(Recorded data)
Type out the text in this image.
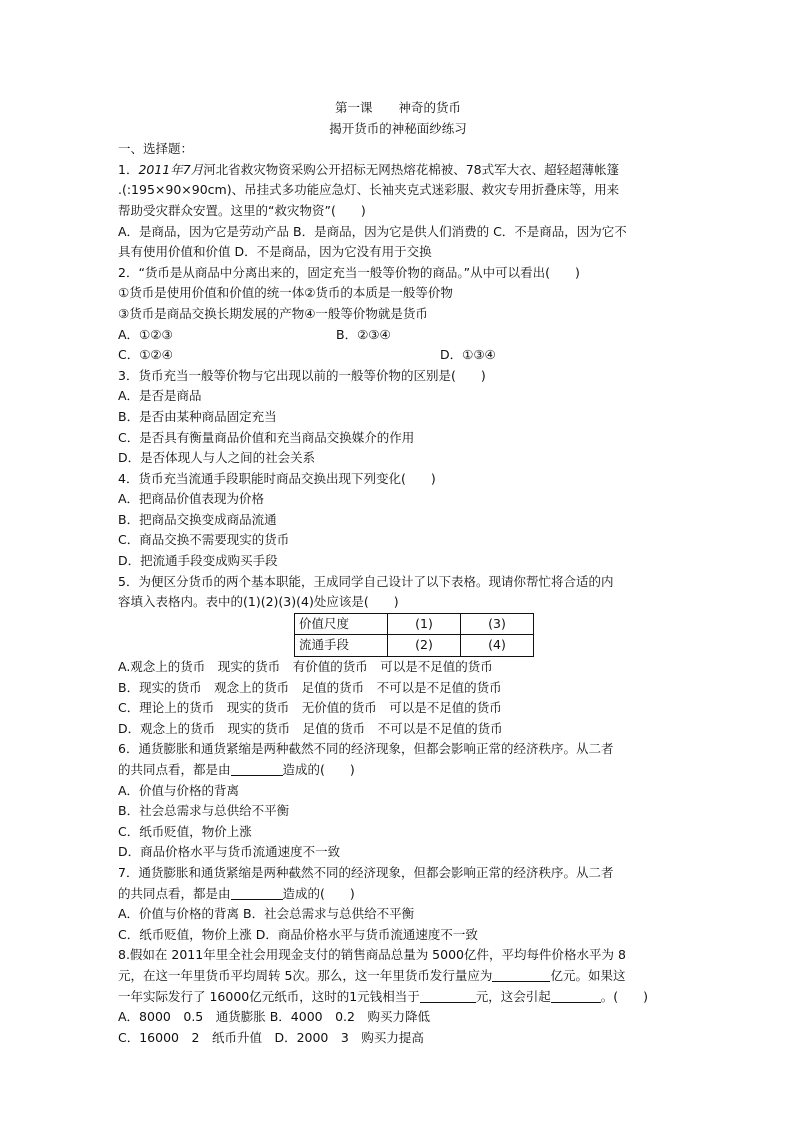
第一课 神奇的货币
揭开货币的神秘面纱练习
一、选择题：
1．2011年7月河北省救灾物资采购公开招标无网热熔花棉被、78式军大衣、超轻超薄帐篷
.(:195×90×90cm)、吊挂式多功能应急灯、长袖夹克式迷彩服、救灾专用折叠床等，用来
帮助受灾群众安置。这里的“救灾物资”(　　)
A．是商品，因为它是劳动产品 B．是商品，因为它是供人们消费的 C．不是商品，因为它不
具有使用价值和价值 D．不是商品，因为它没有用于交换
2．“货币是从商品中分离出来的，固定充当一般等价物的商品。”从中可以看出(　　)
①货币是使用价值和价值的统一体②货币的本质是一般等价物
③货币是商品交换长期发展的产物④一般等价物就是货币
A．①②③	B．②③④
C．①②④	D．①③④
3．货币充当一般等价物与它出现以前的一般等价物的区别是(　　)
A．是否是商品
B．是否由某种商品固定充当
C．是否具有衡量商品价值和充当商品交换媒介的作用
D．是否体现人与人之间的社会关系
4．货币充当流通手段职能时商品交换出现下列变化(　　)
A．把商品价值表现为价格
B．把商品交换变成商品流通
C．商品交换不需要现实的货币
D．把流通手段变成购买手段
5．为便区分货币的两个基本职能，王成同学自己设计了以下表格。现请你帮忙将合适的内
容填入表格内。表中的(1)(2)(3)(4)处应该是(　　)
价值尺度	(1)	(3)
流通手段	(2)	(4)
A.观念上的货币　现实的货币　有价值的货币　可以是不足值的货币
B．现实的货币　观念上的货币　足值的货币　不可以是不足值的货币
C．理论上的货币　现实的货币　无价值的货币　可以是不足值的货币
D．观念上的货币　现实的货币　足值的货币　不可以是不足值的货币
6．通货膨胀和通货紧缩是两种截然不同的经济现象，但都会影响正常的经济秩序。从二者
的共同点看，都是由	造成的(　　)
A．价值与价格的背离
B．社会总需求与总供给不平衡
C．纸币贬值，物价上涨
D．商品价格水平与货币流通速度不一致
7．通货膨胀和通货紧缩是两种截然不同的经济现象，但都会影响正常的经济秩序。从二者
的共同点看，都是由	造成的(　　)
A．价值与价格的背离 B．社会总需求与总供给不平衡
C．纸币贬值，物价上涨 D．商品价格水平与货币流通速度不一致
8.假如在 2011年里全社会用现金支付的销售商品总量为 5000亿件，平均每件价格水平为 8
元，在这一年里货币平均周转 5次。那么，这一年里货币发行量应为	亿元。如果这
一年实际发行了 16000亿元纸币，这时的1元钱相当于	元，这会引起	。(　　)
A．8000　0.5　通货膨胀 B．4000　0.2　购买力降低
C．16000　2　纸币升值　D．2000　3　购买力提高
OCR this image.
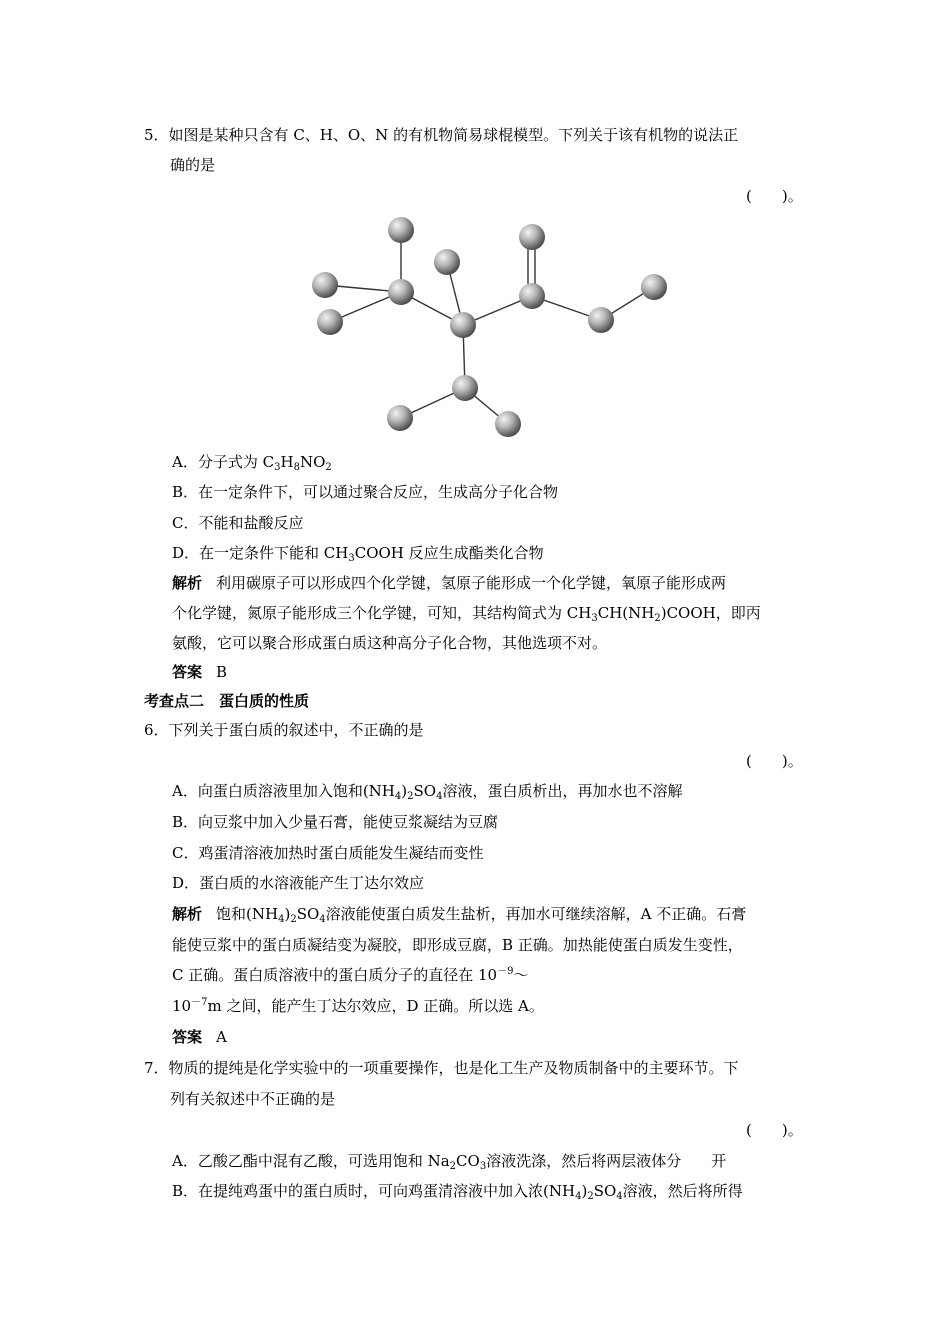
5．如图是某种只含有 C、H、O、N 的有机物简易球棍模型。下列关于该有机物的说法正
确的是
(　　)。
A．分子式为 $C_3H_8NO_2$
B．在一定条件下，可以通过聚合反应，生成高分子化合物
C．不能和盐酸反应
D．在一定条件下能和 $CH_3COOH$ 反应生成酯类化合物
解析 利用碳原子可以形成四个化学键，氢原子能形成一个化学键，氧原子能形成两
个化学键，氮原子能形成三个化学键，可知，其结构简式为 $CH_3CH(NH_2)COOH$，即丙
氨酸，它可以聚合形成蛋白质这种高分子化合物，其他选项不对。
答案 B
考查点二　蛋白质的性质
6．下列关于蛋白质的叙述中，不正确的是
(　　)。
A．向蛋白质溶液里加入饱和$(NH_4)_2SO_4$溶液，蛋白质析出，再加水也不溶解
B．向豆浆中加入少量石膏，能使豆浆凝结为豆腐
C．鸡蛋清溶液加热时蛋白质能发生凝结而变性
D．蛋白质的水溶液能产生丁达尔效应
解析 饱和$(NH_4)_2SO_4$溶液能使蛋白质发生盐析，再加水可继续溶解，A 不正确。石膏
能使豆浆中的蛋白质凝结变为凝胶，即形成豆腐，B 正确。加热能使蛋白质发生变性，
C 正确。蛋白质溶液中的蛋白质分子的直径在 $10^{-9}\sim$
$10^{-7}m$ 之间，能产生丁达尔效应，D 正确。所以选 A。
答案 A
7．物质的提纯是化学实验中的一项重要操作，也是化工生产及物质制备中的主要环节。下
列有关叙述中不正确的是
(　　)。
A．乙酸乙酯中混有乙酸，可选用饱和 $Na_2CO_3$溶液洗涤，然后将两层液体分　　开
B．在提纯鸡蛋中的蛋白质时，可向鸡蛋清溶液中加入浓$(NH_4)_2SO_4$溶液，然后将所得
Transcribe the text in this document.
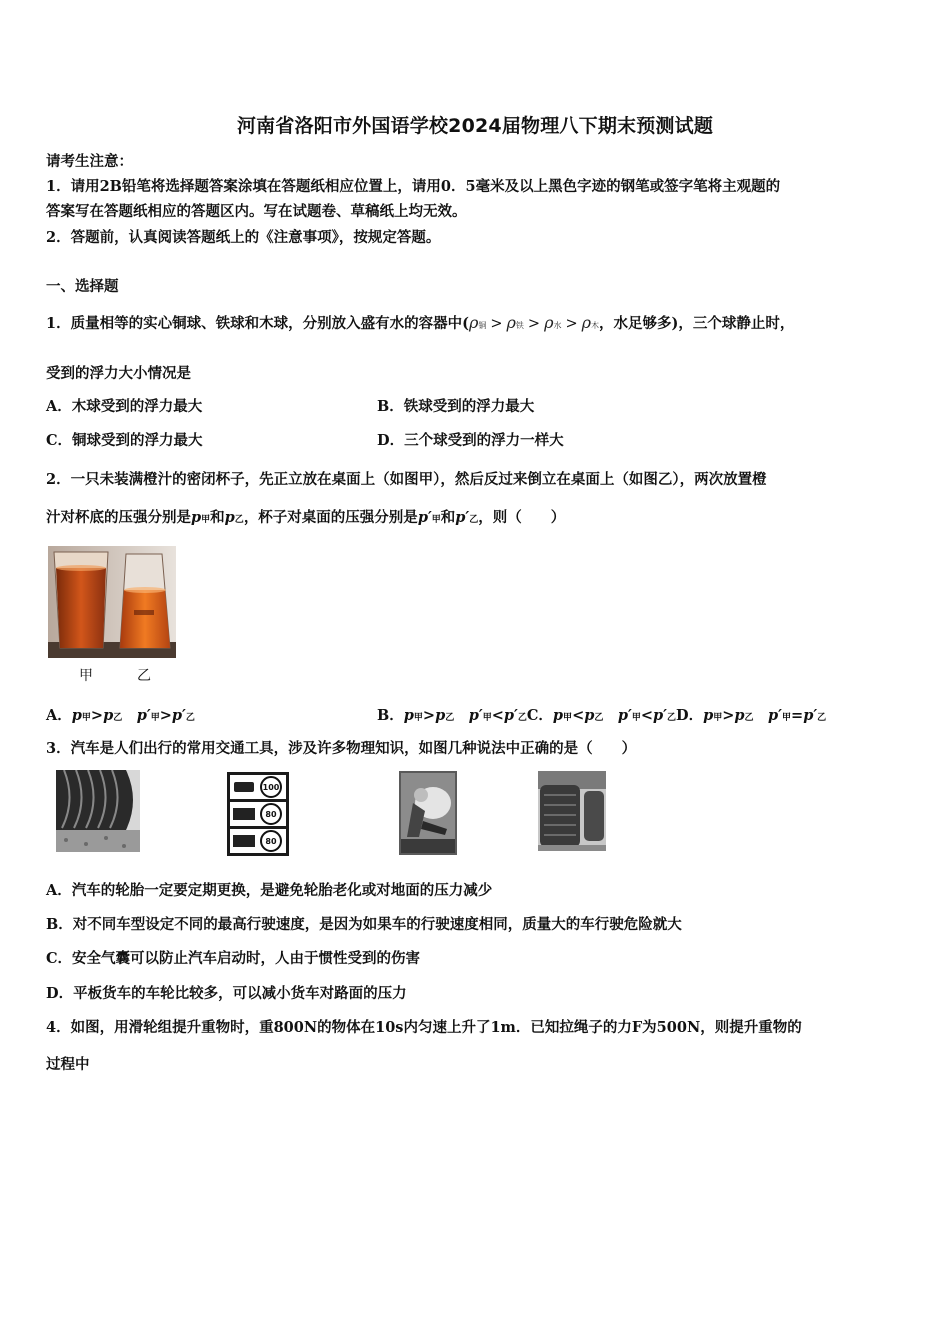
河南省洛阳市外国语学校2024届物理八下期末预测试题
请考生注意：
1．请用2B铅笔将选择题答案涂填在答题纸相应位置上，请用0．5毫米及以上黑色字迹的钢笔或签字笔将主观题的
答案写在答题纸相应的答题区内。写在试题卷、草稿纸上均无效。
2．答题前，认真阅读答题纸上的《注意事项》，按规定答题。
一、选择题
1．质量相等的实心铜球、铁球和木球，分别放入盛有水的容器中(ρ铜 > ρ铁 > ρ水 > ρ木，水足够多)，三个球静止时，
受到的浮力大小情况是
A．木球受到的浮力最大	B．铁球受到的浮力最大
C．铜球受到的浮力最大	D．三个球受到的浮力一样大
2．一只未装满橙汁的密闭杯子，先正立放在桌面上（如图甲），然后反过来倒立在桌面上（如图乙），两次放置橙
汁对杯底的压强分别是p甲和p乙，杯子对桌面的压强分别是p′甲和p′乙，则（　　）
甲	乙
A．p甲>p乙　 p′甲>p′乙	B．p甲>p乙　 p′甲<p′乙C．p甲<p乙　 p′甲<p′乙D．p甲>p乙　 p′甲=p′乙
3．汽车是人们出行的常用交通工具，涉及许多物理知识，如图几种说法中正确的是（　　）
100
80
80
A．汽车的轮胎一定要定期更换，是避免轮胎老化或对地面的压力减少
B．对不同车型设定不同的最高行驶速度，是因为如果车的行驶速度相同，质量大的车行驶危险就大
C．安全气囊可以防止汽车启动时，人由于惯性受到的伤害
D．平板货车的车轮比较多，可以减小货车对路面的压力
4．如图，用滑轮组提升重物时，重800N的物体在10s内匀速上升了1m．已知拉绳子的力F为500N，则提升重物的
过程中
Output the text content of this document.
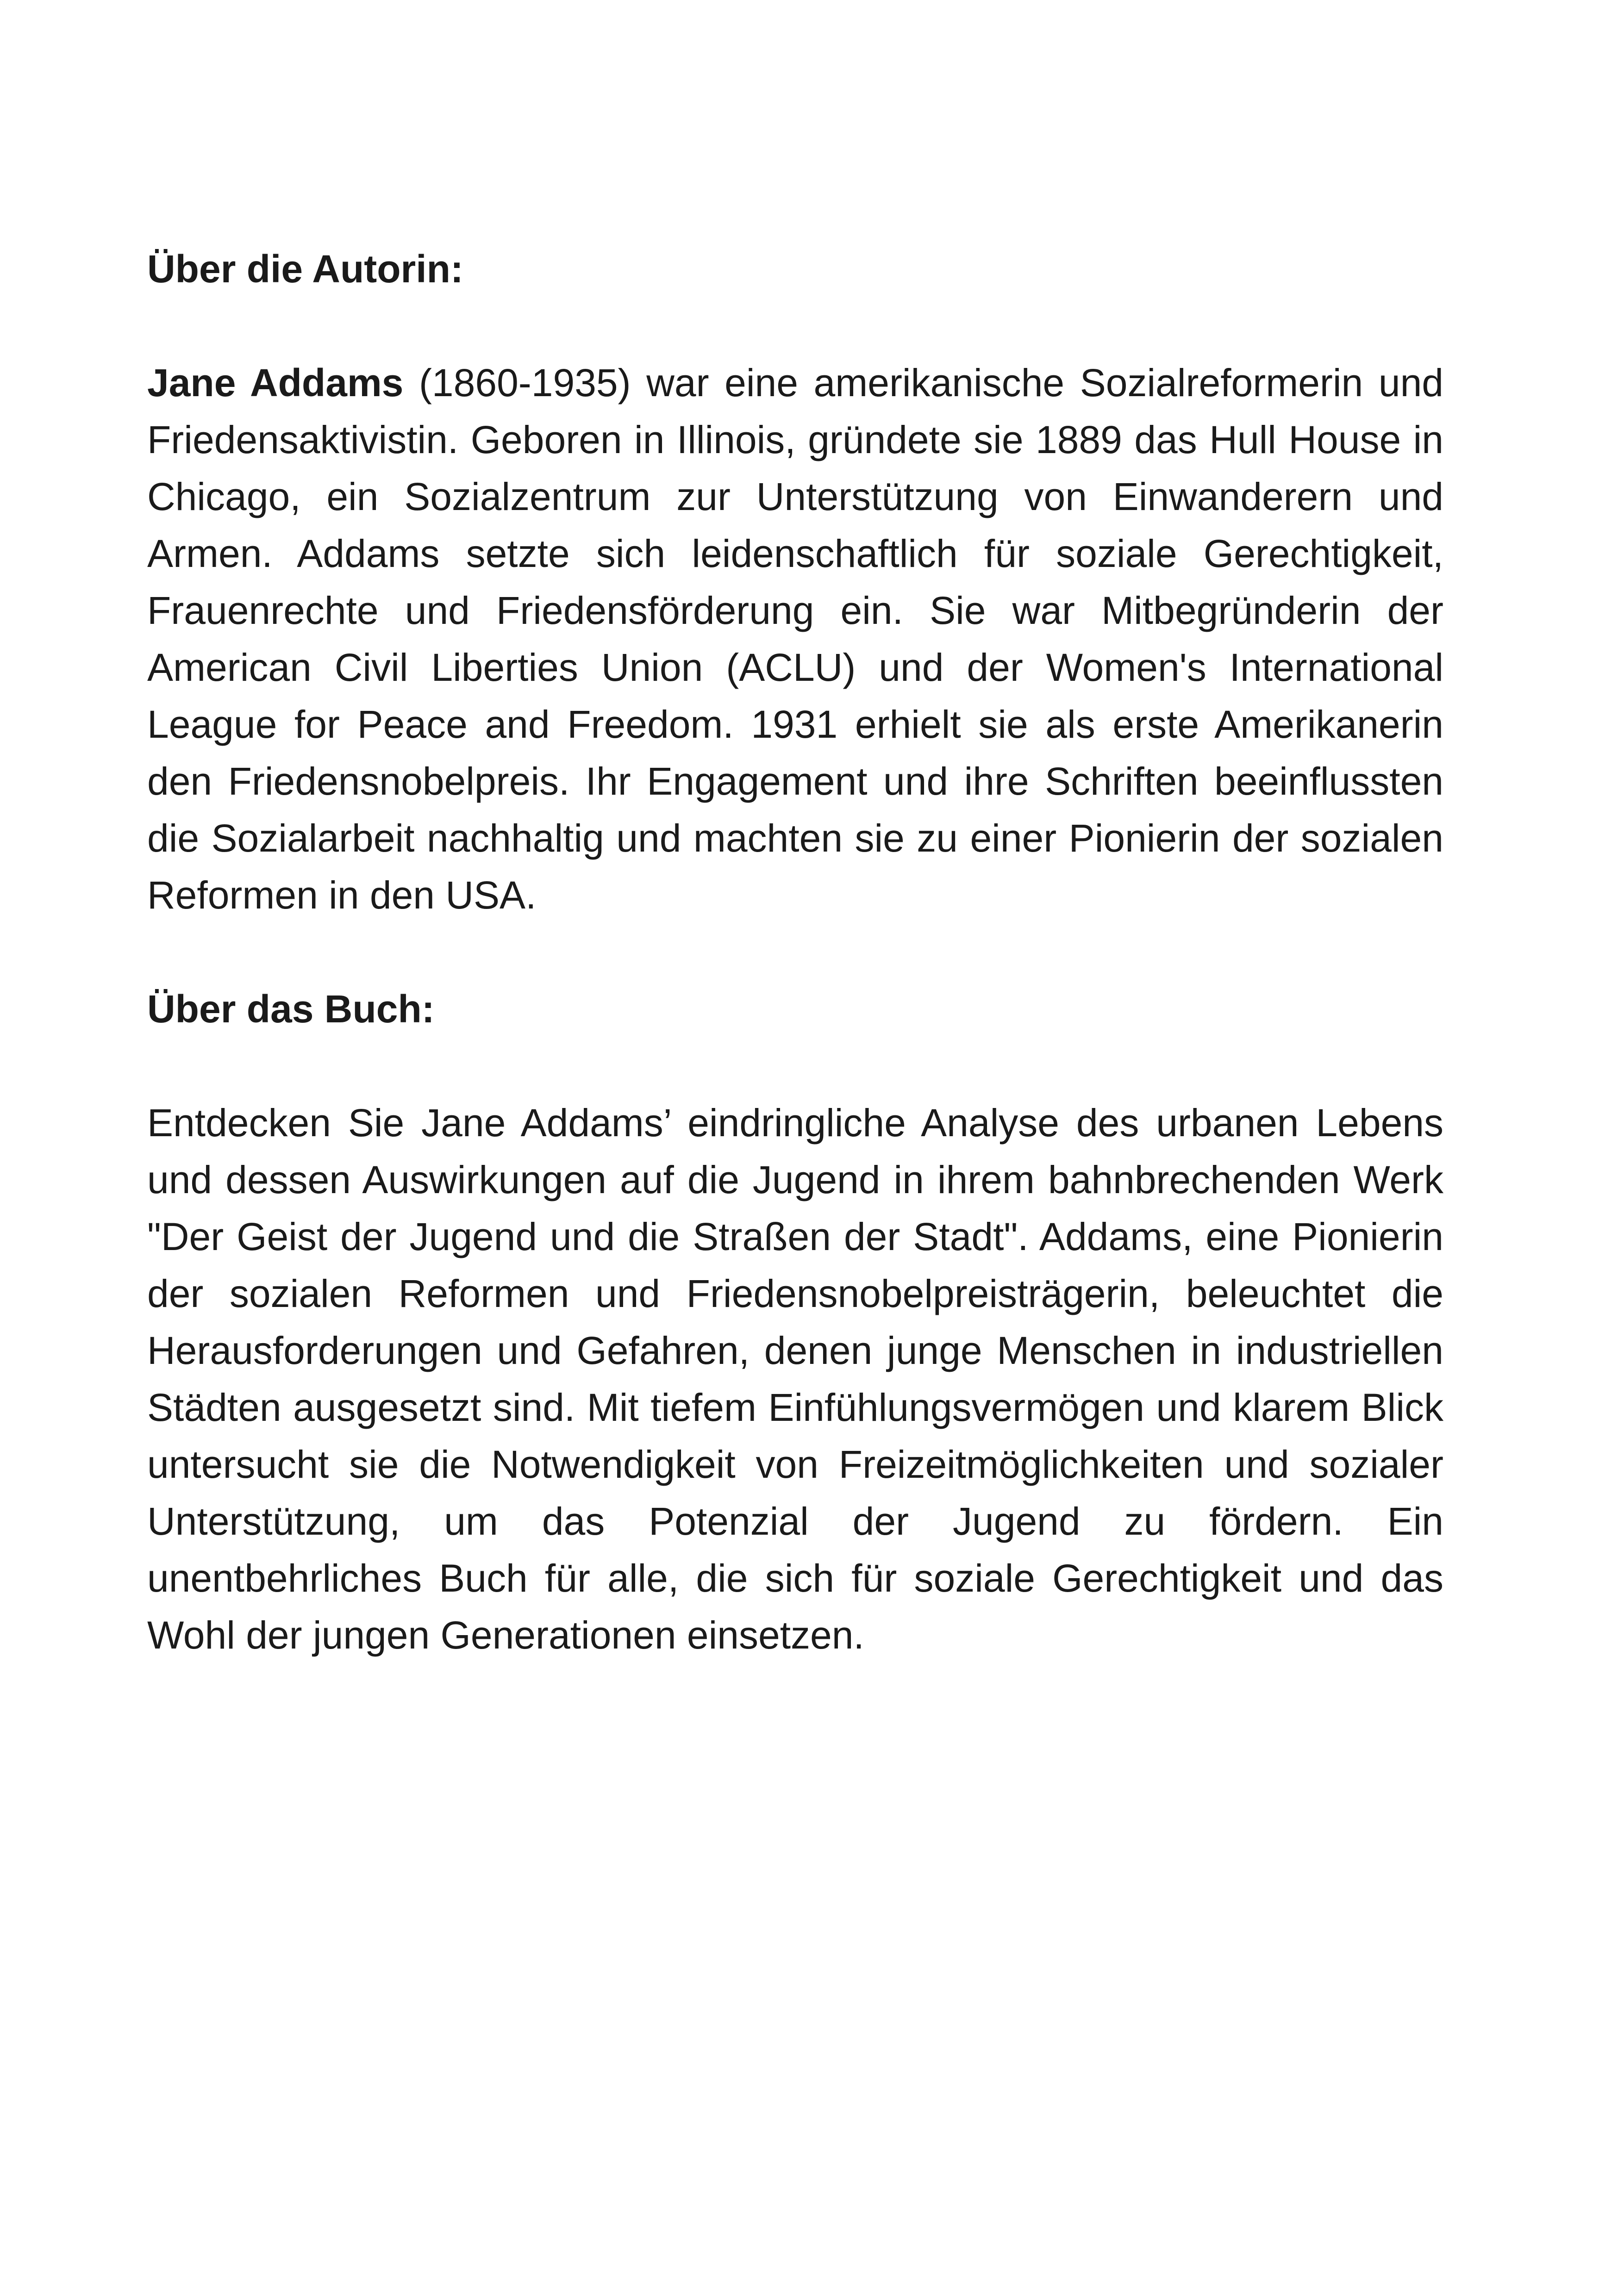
Über die Autorin:

Jane Addams (1860-1935) war eine amerikanische Sozialreformerin und Friedensaktivistin. Geboren in Illinois, gründete sie 1889 das Hull House in Chicago, ein Sozialzentrum zur Unterstützung von Einwanderern und Armen. Addams setzte sich leidenschaftlich für soziale Gerechtigkeit, Frauenrechte und Friedensförderung ein. Sie war Mitbegründerin der American Civil Liberties Union (ACLU) und der Women's International League for Peace and Freedom. 1931 erhielt sie als erste Amerikanerin den Friedensnobelpreis. Ihr Engagement und ihre Schriften beeinflussten die Sozialarbeit nachhaltig und machten sie zu einer Pionierin der sozialen Reformen in den USA.

Über das Buch:

Entdecken Sie Jane Addams’ eindringliche Analyse des urbanen Lebens und dessen Auswirkungen auf die Jugend in ihrem bahnbrechenden Werk "Der Geist der Jugend und die Straßen der Stadt". Addams, eine Pionierin der sozialen Reformen und Friedensnobelpreisträgerin, beleuchtet die Herausforderungen und Gefahren, denen junge Menschen in industriellen Städten ausgesetzt sind. Mit tiefem Einfühlungsvermögen und klarem Blick untersucht sie die Notwendigkeit von Freizeitmöglichkeiten und sozialer Unterstützung, um das Potenzial der Jugend zu fördern. Ein unentbehrliches Buch für alle, die sich für soziale Gerechtigkeit und das Wohl der jungen Generationen einsetzen.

▸ **PROBLEM STATEMENT**:
Tally how many lines in the material above hold the word "价值与价格的背离". Write only that number.

▸ **WRITTEN RESPONSE**:
2